§ **GIVEN REQUEST**
Reproduce every line in the listing that contains the word "your".
-------- DATA PROVIDED --------
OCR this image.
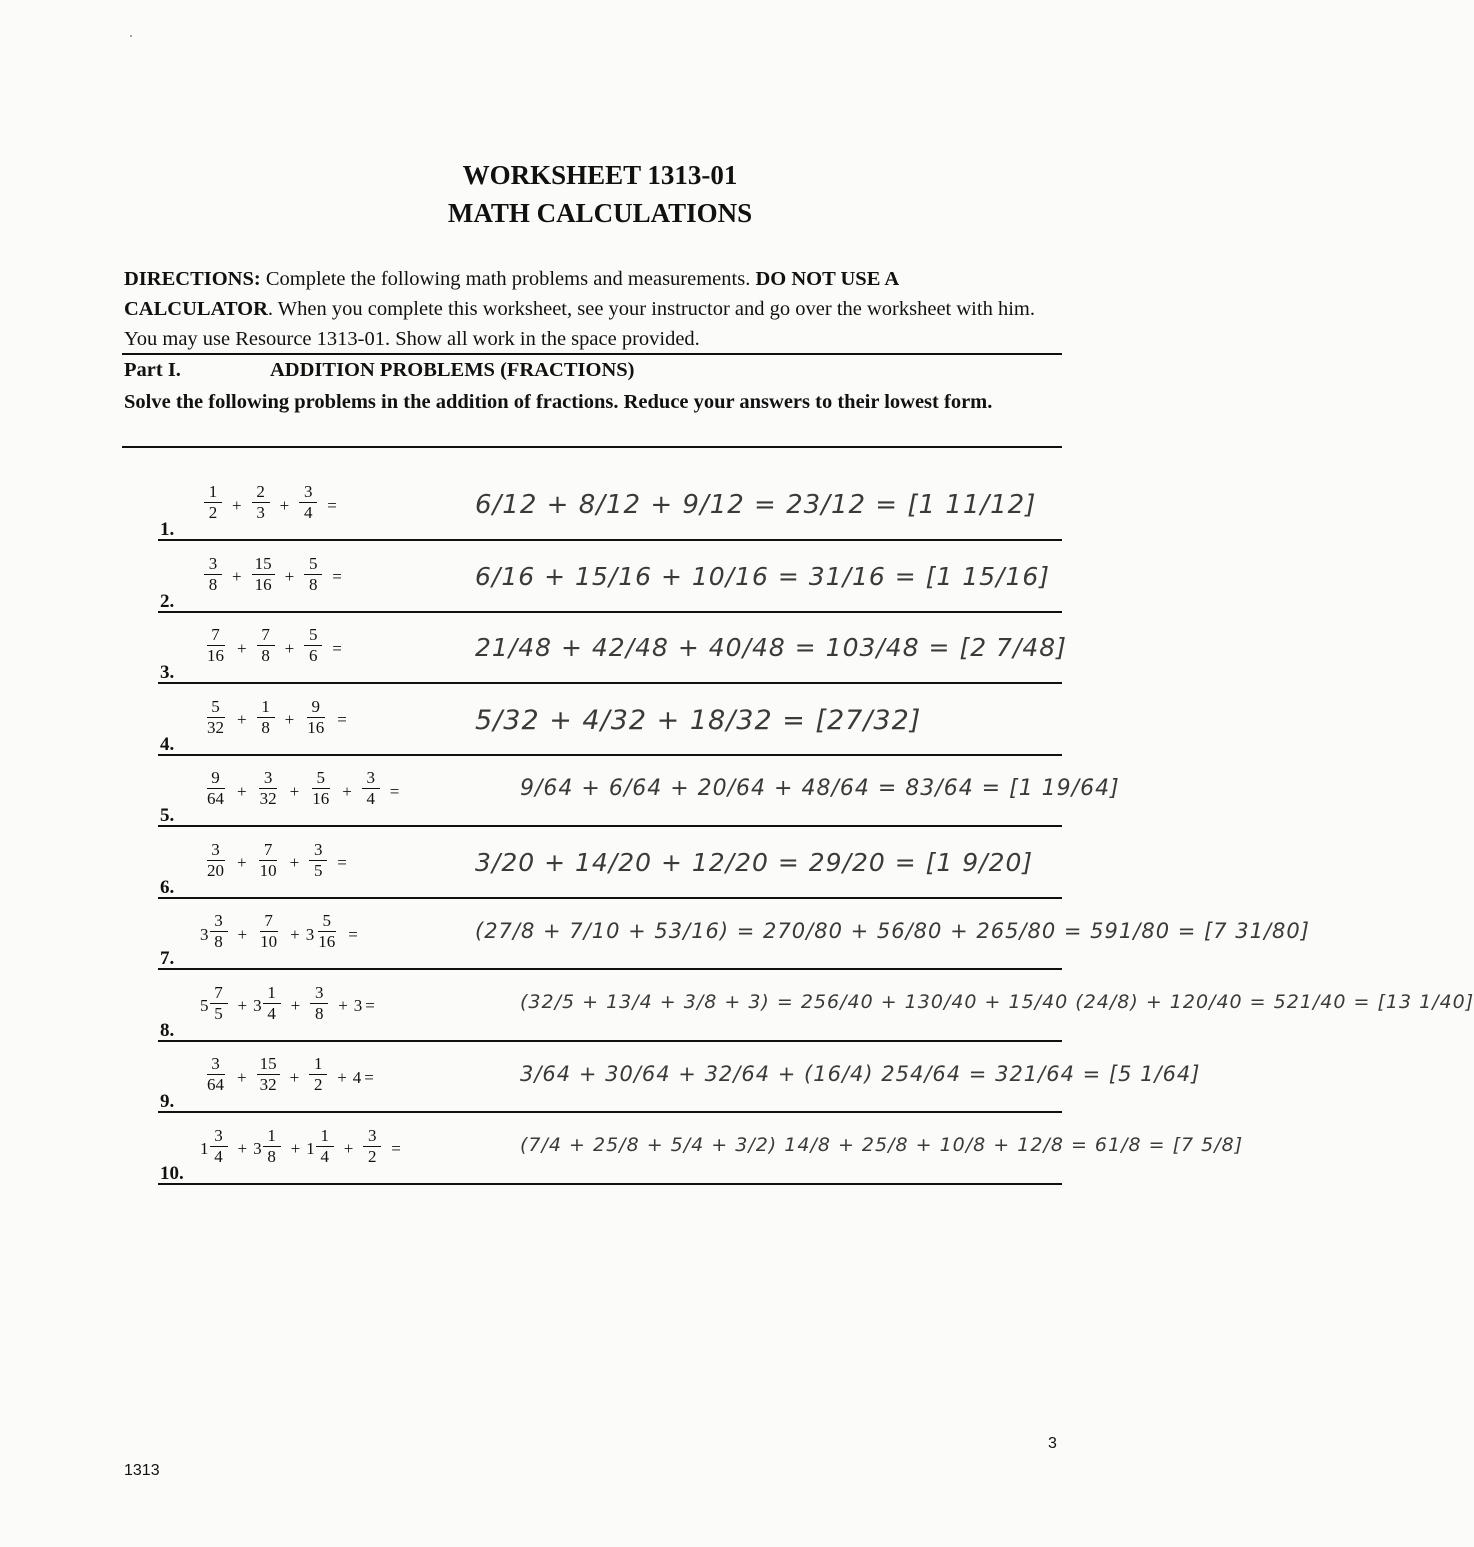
WORKSHEET 1313-01
MATH CALCULATIONS
DIRECTIONS: Complete the following math problems and measurements. DO NOT USE A CALCULATOR. When you complete this worksheet, see your instructor and go over the worksheet with him. You may use Resource 1313-01. Show all work in the space provided.
Part I.	ADDITION PROBLEMS (FRACTIONS)
Solve the following problems in the addition of fractions. Reduce your answers to their lowest form.
1.
$\frac{1}{2} + \frac{2}{3} + \frac{3}{4}$ =	6/12 + 8/12 + 9/12 = 23/12 = [1 11/12]
2.
$\frac{3}{8} + \frac{15}{16} + \frac{5}{8}$ =	6/16 + 15/16 + 10/16 = 31/16 = [1 15/16]
3.
$\frac{7}{16} + \frac{7}{8} + \frac{5}{6}$ =	21/48 + 42/48 + 40/48 = 103/48 = [2 7/48]
4.
$\frac{5}{32} + \frac{1}{8} + \frac{9}{16}$ =	5/32 + 4/32 + 18/32 = [27/32]
5.
$\frac{9}{64} + \frac{3}{32} + \frac{5}{16} + \frac{3}{4}$ =	9/64 + 6/64 + 20/64 + 48/64 = 83/64 = [1 19/64]
6.
$\frac{3}{20} + \frac{7}{10} + \frac{3}{5}$ =	3/20 + 14/20 + 12/20 = 29/20 = [1 9/20]
7.
$3 \frac{3}{8} + \frac{7}{10} + 3 \frac{5}{16}$ =	(27/8 + 7/10 + 53/16) = 270/80 + 56/80 + 265/80 = 591/80 = [7 31/80]
8.
$5 \frac{7}{5} + 3 \frac{1}{4} + \frac{3}{8} + 3$ =	(32/5 + 13/4 + 3/8 + 3) = 256/40 + 130/40 + 15/40 (24/8) + 120/40 = 521/40 = [13 1/40]
9.
$\frac{3}{64} + \frac{15}{32} + \frac{1}{2} + 4$ =	3/64 + 30/64 + 32/64 + (16/4) 254/64 = 321/64 = [5 1/64]
10.
$1 \frac{3}{4} + 3 \frac{1}{8} + 1 \frac{1}{4} + \frac{3}{2}$ =	(7/4 + 25/8 + 5/4 + 3/2) 14/8 + 25/8 + 10/8 + 12/8 = 61/8 = [7 5/8]
1313
3
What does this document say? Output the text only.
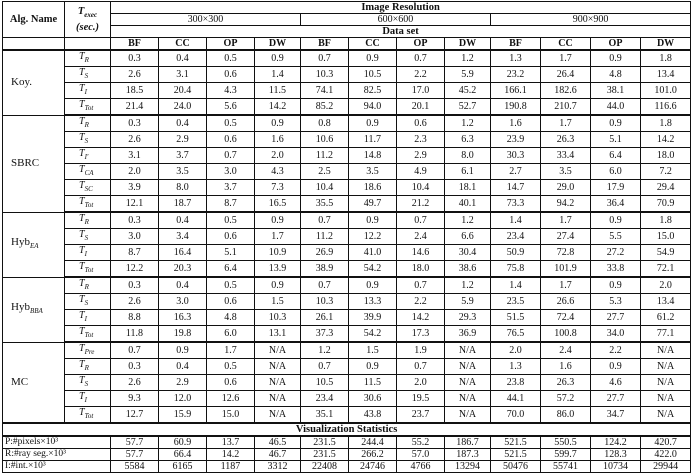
Alg. Name	$T_{exec}$
(sec.)	Image Resolution											
		300×300				600×600				900×900			
		Data set											
		BF	CC	OP	DW	BF	CC	OP	DW	BF	CC	OP	DW
Koy.	$T_R$	0.3	0.4	0.5	0.9	0.7	0.9	0.7	1.2	1.3	1.7	0.9	1.8
	$T_S$	2.6	3.1	0.6	1.4	10.3	10.5	2.2	5.9	23.2	26.4	4.8	13.4
	$T_I$	18.5	20.4	4.3	11.5	74.1	82.5	17.0	45.2	166.1	182.6	38.1	101.0
	$T_{Tot}$	21.4	24.0	5.6	14.2	85.2	94.0	20.1	52.7	190.8	210.7	44.0	116.6
SBRC	$T_R$	0.3	0.4	0.5	0.9	0.8	0.9	0.6	1.2	1.6	1.7	0.9	1.8
	$T_S$	2.6	2.9	0.6	1.6	10.6	11.7	2.3	6.3	23.9	26.3	5.1	14.2
	$T_{I'}$	3.1	3.7	0.7	2.0	11.2	14.8	2.9	8.0	30.3	33.4	6.4	18.0
	$T_{CA}$	2.0	3.5	3.0	4.3	2.5	3.5	4.9	6.1	2.7	3.5	6.0	7.2
	$T_{SC}$	3.9	8.0	3.7	7.3	10.4	18.6	10.4	18.1	14.7	29.0	17.9	29.4
	$T_{Tot}$	12.1	18.7	8.7	16.5	35.5	49.7	21.2	40.1	73.3	94.2	36.4	70.9
Hyb$_{EA}$	$T_R$	0.3	0.4	0.5	0.9	0.7	0.9	0.7	1.2	1.4	1.7	0.9	1.8
	$T_S$	3.0	3.4	0.6	1.7	11.2	12.2	2.4	6.6	23.4	27.4	5.5	15.0
	$T_I$	8.7	16.4	5.1	10.9	26.9	41.0	14.6	30.4	50.9	72.8	27.2	54.9
	$T_{Tot}$	12.2	20.3	6.4	13.9	38.9	54.2	18.0	38.6	75.8	101.9	33.8	72.1
Hyb$_{BBA}$	$T_R$	0.3	0.4	0.5	0.9	0.7	0.9	0.7	1.2	1.4	1.7	0.9	2.0
	$T_S$	2.6	3.0	0.6	1.5	10.3	13.3	2.2	5.9	23.5	26.6	5.3	13.4
	$T_I$	8.8	16.3	4.8	10.3	26.1	39.9	14.2	29.3	51.5	72.4	27.7	61.2
	$T_{Tot}$	11.8	19.8	6.0	13.1	37.3	54.2	17.3	36.9	76.5	100.8	34.0	77.1
MC	$T_{Pre}$	0.7	0.9	1.7	N/A	1.2	1.5	1.9	N/A	2.0	2.4	2.2	N/A
	$T_R$	0.3	0.4	0.5	N/A	0.7	0.9	0.7	N/A	1.3	1.6	0.9	N/A
	$T_S$	2.6	2.9	0.6	N/A	10.5	11.5	2.0	N/A	23.8	26.3	4.6	N/A
	$T_I$	9.3	12.0	12.6	N/A	23.4	30.6	19.5	N/A	44.1	57.2	27.7	N/A
	$T_{Tot}$	12.7	15.9	15.0	N/A	35.1	43.8	23.7	N/A	70.0	86.0	34.7	N/A
Visualization Statistics													
P:#pixels×10³		57.7	60.9	13.7	46.5	231.5	244.4	55.2	186.7	521.5	550.5	124.2	420.7
R:#ray seg.×10³		57.7	66.4	14.2	46.7	231.5	266.2	57.0	187.3	521.5	599.7	128.3	422.0
I:#int.×10³		5584	6165	1187	3312	22408	24746	4766	13294	50476	55741	10734	29944
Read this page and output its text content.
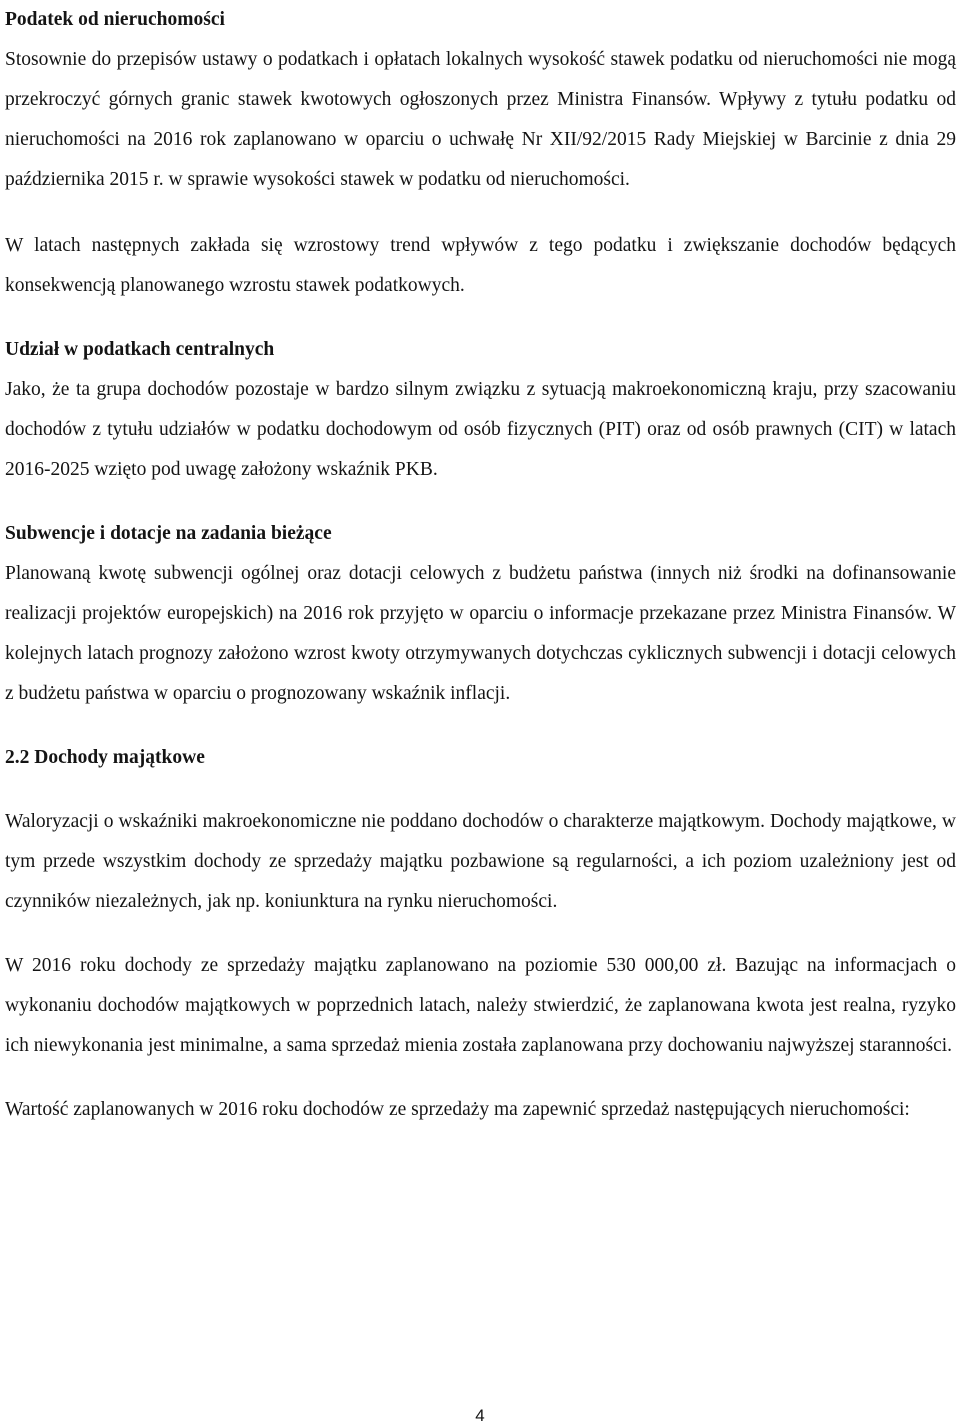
Podatek od nieruchomości

Stosownie do przepisów ustawy o podatkach i opłatach lokalnych wysokość stawek podatku od nieruchomości nie mogą przekroczyć górnych granic stawek kwotowych ogłoszonych przez Ministra Finansów. Wpływy z tytułu podatku od nieruchomości na 2016 rok zaplanowano w oparciu o uchwałę Nr XII/92/2015 Rady Miejskiej w Barcinie z dnia 29 października 2015 r. w sprawie wysokości stawek w podatku od nieruchomości.

W latach następnych zakłada się wzrostowy trend wpływów z tego podatku i zwiększanie dochodów będących konsekwencją planowanego wzrostu stawek podatkowych.

Udział w podatkach centralnych

Jako, że ta grupa dochodów pozostaje w bardzo silnym związku z sytuacją makroekonomiczną kraju, przy szacowaniu dochodów z tytułu udziałów w podatku dochodowym od osób fizycznych (PIT) oraz od osób prawnych (CIT) w latach 2016-2025 wzięto pod uwagę założony wskaźnik PKB.

Subwencje i dotacje na zadania bieżące

Planowaną kwotę subwencji ogólnej oraz dotacji celowych z budżetu państwa (innych niż środki na dofinansowanie realizacji projektów europejskich) na 2016 rok przyjęto w oparciu o informacje przekazane przez Ministra Finansów. W kolejnych latach prognozy założono wzrost kwoty otrzymywanych dotychczas cyklicznych subwencji i dotacji celowych z budżetu państwa w oparciu o prognozowany wskaźnik inflacji.

2.2 Dochody majątkowe

Waloryzacji o wskaźniki makroekonomiczne nie poddano dochodów o charakterze majątkowym. Dochody majątkowe, w tym przede wszystkim dochody ze sprzedaży majątku pozbawione są regularności, a ich poziom uzależniony jest od czynników niezależnych, jak np. koniunktura na rynku nieruchomości.

W 2016 roku dochody ze sprzedaży majątku zaplanowano na poziomie 530 000,00 zł. Bazując na informacjach o wykonaniu dochodów majątkowych w poprzednich latach, należy stwierdzić, że zaplanowana kwota jest realna, ryzyko ich niewykonania jest minimalne, a sama sprzedaż mienia została zaplanowana przy dochowaniu najwyższej staranności.

Wartość zaplanowanych w 2016 roku dochodów ze sprzedaży ma zapewnić sprzedaż następujących nieruchomości:

4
--------
§ **EXERCISE RESULT**
DIRECTIONS: Complete the following math problems and measurements. DO NOT USE A CALCULATOR. When you complete this worksheet, see your instructor and go over the worksheet with him. You may use Resource 1313-01. Show all work in the space provided.
Solve the following problems in the addition of fractions. Reduce your answers to their lowest form.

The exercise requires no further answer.